··· Provided records ···

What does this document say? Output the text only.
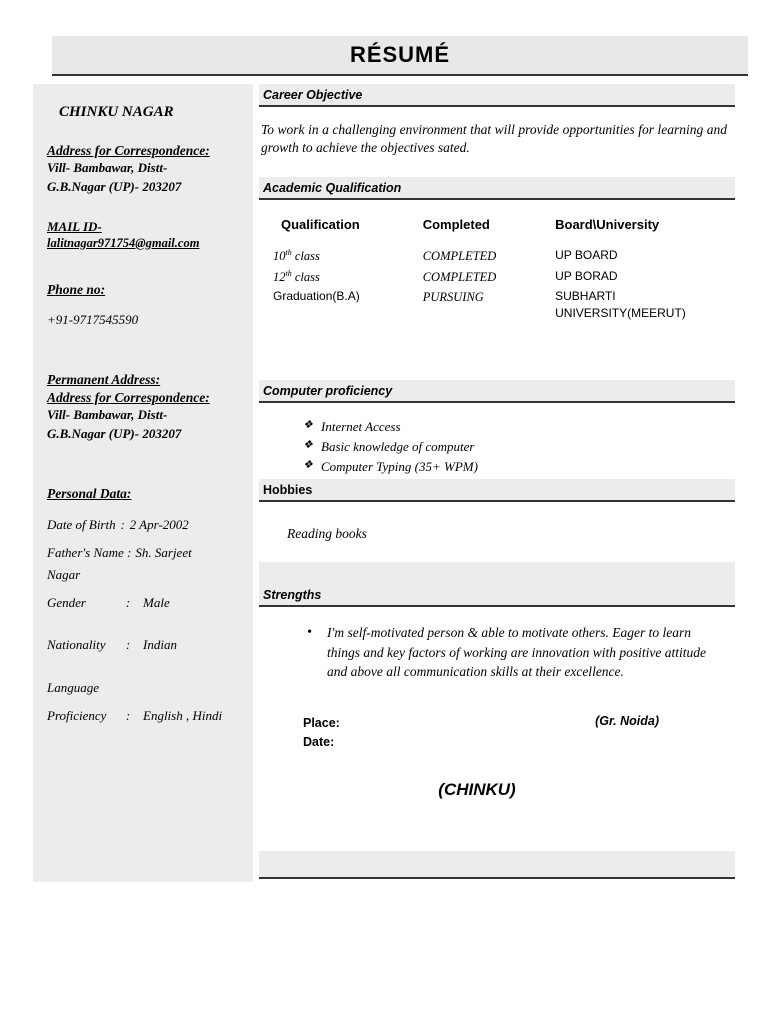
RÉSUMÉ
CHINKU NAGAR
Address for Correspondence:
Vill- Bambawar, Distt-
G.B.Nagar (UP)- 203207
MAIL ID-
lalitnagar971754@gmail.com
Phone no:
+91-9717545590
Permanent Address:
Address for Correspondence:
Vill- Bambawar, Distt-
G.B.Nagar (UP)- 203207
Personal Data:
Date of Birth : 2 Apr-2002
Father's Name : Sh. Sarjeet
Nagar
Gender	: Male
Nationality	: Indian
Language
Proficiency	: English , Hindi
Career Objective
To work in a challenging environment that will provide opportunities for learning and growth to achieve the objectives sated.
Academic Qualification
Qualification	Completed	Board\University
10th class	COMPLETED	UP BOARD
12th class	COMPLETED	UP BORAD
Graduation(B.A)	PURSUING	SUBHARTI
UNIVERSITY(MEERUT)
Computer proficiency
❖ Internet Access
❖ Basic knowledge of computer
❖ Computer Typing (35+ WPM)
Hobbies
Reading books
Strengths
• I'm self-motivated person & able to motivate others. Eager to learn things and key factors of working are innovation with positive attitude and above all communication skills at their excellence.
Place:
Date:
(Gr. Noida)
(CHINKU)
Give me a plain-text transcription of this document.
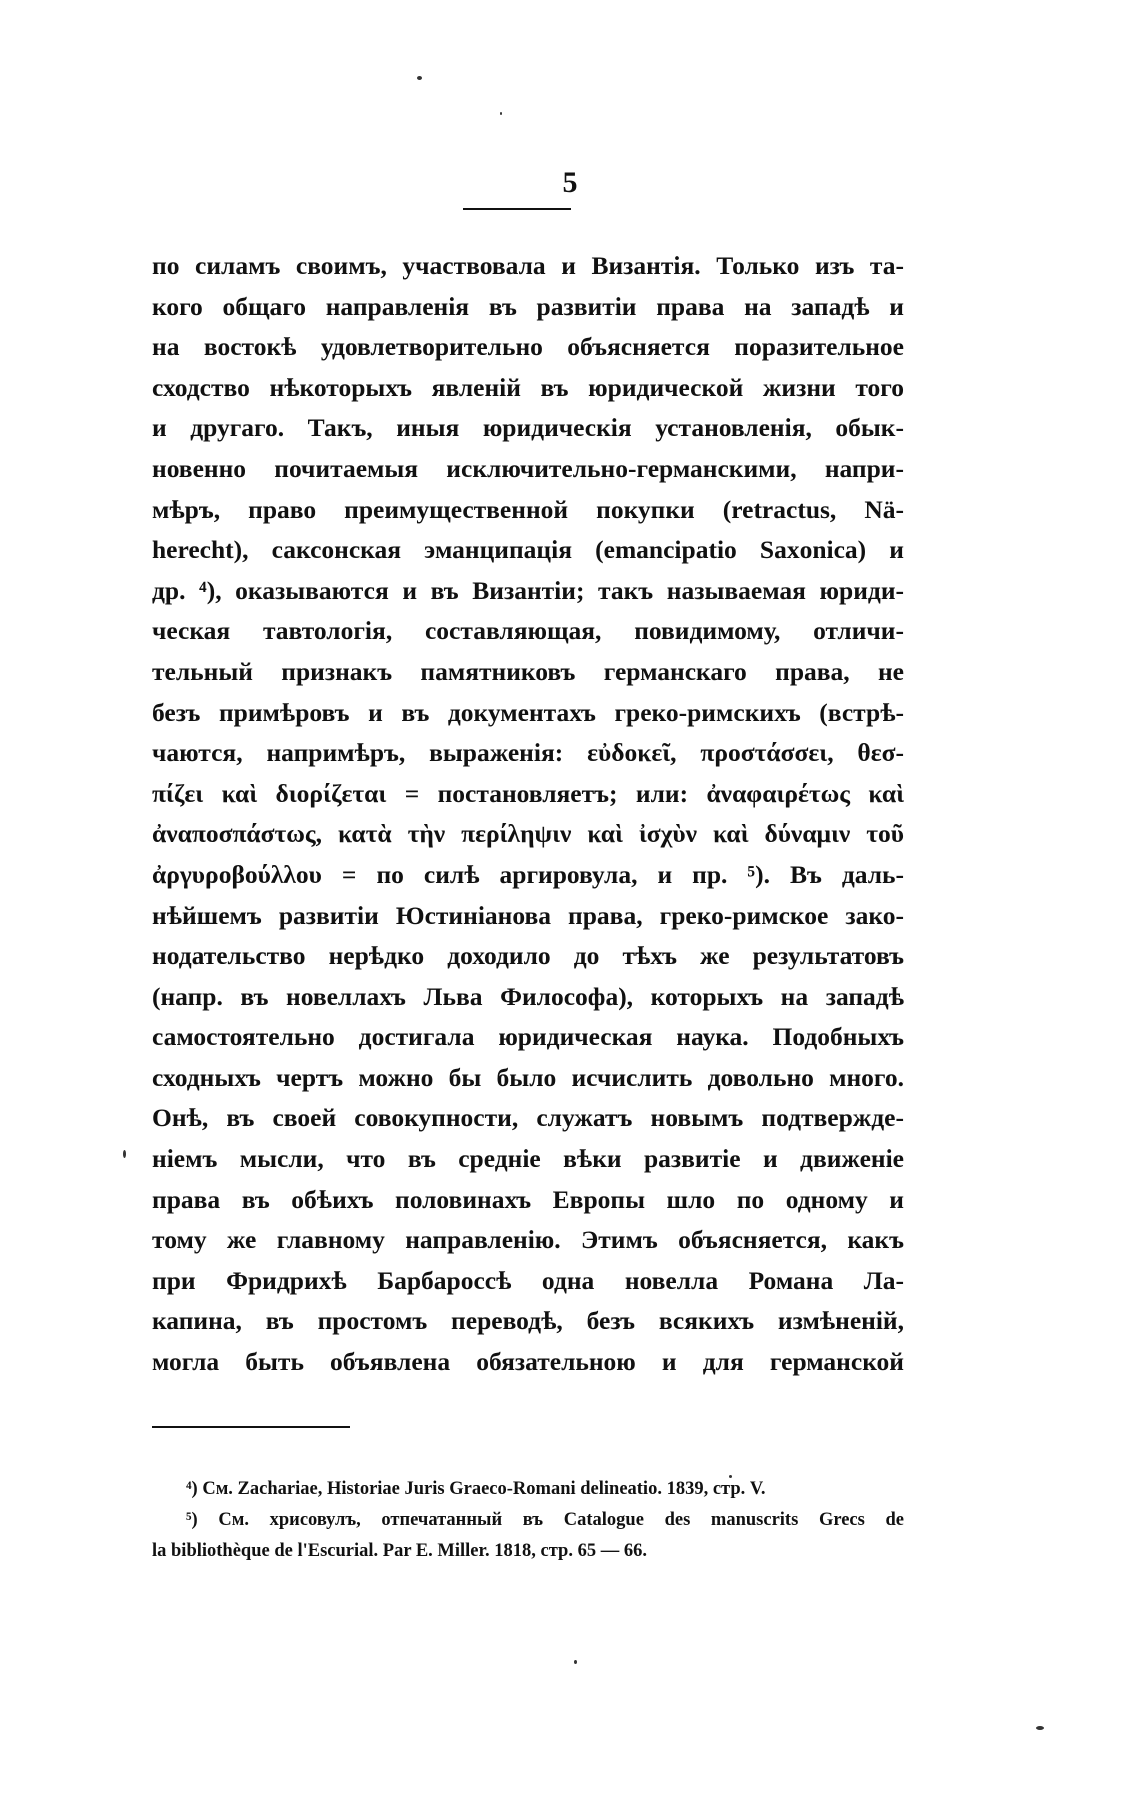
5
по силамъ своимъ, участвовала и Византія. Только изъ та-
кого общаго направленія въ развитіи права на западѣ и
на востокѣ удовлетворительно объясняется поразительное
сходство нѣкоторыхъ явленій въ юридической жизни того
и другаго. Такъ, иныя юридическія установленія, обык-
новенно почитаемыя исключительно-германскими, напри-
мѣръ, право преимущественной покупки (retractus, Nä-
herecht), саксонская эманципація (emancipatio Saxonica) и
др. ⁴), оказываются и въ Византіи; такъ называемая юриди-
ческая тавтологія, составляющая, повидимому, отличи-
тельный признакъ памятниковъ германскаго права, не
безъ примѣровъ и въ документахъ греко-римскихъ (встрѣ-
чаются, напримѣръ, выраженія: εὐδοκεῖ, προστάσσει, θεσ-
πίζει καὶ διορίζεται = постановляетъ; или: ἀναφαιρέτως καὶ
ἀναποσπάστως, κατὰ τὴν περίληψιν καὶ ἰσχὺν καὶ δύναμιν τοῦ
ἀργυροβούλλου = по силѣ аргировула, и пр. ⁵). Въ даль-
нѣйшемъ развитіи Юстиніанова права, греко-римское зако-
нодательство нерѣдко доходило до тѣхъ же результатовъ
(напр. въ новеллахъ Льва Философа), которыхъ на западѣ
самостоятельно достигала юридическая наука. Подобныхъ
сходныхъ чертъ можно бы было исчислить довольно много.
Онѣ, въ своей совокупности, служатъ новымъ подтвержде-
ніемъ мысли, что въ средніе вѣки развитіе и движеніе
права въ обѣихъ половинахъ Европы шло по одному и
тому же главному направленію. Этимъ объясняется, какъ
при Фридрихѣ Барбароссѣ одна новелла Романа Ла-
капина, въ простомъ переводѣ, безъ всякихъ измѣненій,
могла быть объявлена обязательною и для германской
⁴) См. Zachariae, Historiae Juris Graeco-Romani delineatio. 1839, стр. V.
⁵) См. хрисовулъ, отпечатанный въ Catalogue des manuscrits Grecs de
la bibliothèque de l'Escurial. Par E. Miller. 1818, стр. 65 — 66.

···
··· Provided records ···

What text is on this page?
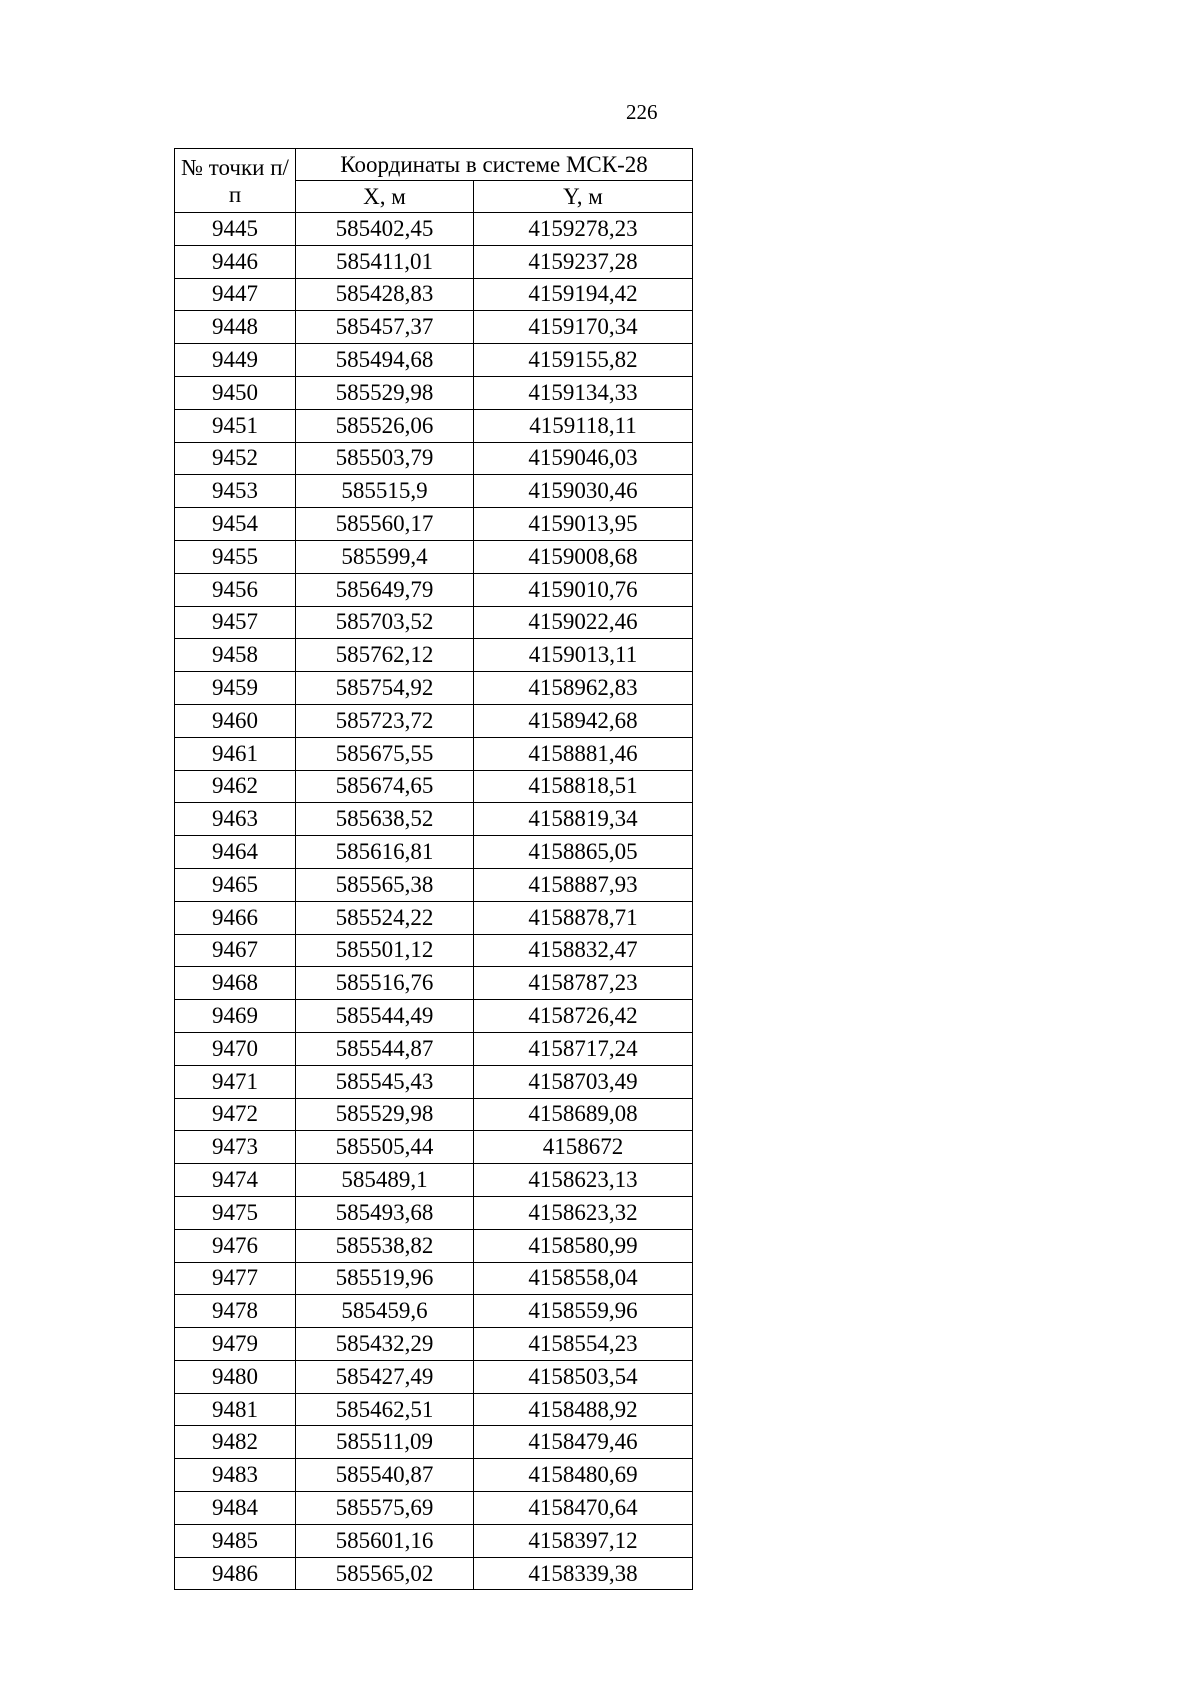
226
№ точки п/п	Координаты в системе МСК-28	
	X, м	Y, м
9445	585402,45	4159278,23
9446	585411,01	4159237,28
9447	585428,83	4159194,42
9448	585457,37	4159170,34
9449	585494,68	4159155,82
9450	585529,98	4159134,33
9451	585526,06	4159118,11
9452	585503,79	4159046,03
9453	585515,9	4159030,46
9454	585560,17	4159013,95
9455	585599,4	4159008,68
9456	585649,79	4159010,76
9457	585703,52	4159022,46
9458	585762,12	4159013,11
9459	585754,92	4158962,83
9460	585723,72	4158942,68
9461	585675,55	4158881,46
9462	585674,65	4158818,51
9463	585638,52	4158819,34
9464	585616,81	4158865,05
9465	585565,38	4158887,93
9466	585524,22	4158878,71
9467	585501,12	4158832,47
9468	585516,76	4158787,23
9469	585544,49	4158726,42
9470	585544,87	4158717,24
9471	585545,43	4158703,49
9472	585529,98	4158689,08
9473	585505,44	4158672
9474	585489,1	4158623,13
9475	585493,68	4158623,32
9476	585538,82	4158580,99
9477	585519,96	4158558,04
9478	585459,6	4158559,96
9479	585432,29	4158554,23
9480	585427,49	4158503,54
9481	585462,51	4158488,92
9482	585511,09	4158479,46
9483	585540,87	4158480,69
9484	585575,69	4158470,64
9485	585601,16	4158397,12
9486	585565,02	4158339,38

···
··· Provided records ···

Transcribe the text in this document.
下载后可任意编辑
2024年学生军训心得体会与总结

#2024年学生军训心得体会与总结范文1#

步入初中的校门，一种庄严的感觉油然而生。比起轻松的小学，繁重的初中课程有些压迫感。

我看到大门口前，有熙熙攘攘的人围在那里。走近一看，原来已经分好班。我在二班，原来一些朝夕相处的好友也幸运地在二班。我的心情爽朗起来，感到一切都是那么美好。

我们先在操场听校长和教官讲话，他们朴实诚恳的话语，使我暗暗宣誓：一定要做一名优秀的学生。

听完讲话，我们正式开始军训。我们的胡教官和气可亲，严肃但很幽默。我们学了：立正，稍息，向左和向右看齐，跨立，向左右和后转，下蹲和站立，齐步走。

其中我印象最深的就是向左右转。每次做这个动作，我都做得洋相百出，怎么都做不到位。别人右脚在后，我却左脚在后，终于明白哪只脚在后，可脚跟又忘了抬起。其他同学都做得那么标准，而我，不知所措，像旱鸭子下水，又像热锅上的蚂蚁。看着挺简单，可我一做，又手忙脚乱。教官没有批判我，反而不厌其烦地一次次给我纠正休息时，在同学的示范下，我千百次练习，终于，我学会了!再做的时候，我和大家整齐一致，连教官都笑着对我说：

···

Identify and list each line with the word "западѣ".

кого общаго направленія въ развитіи права на западѣ и
(напр. въ новеллахъ Льва Философа), которыхъ на западѣ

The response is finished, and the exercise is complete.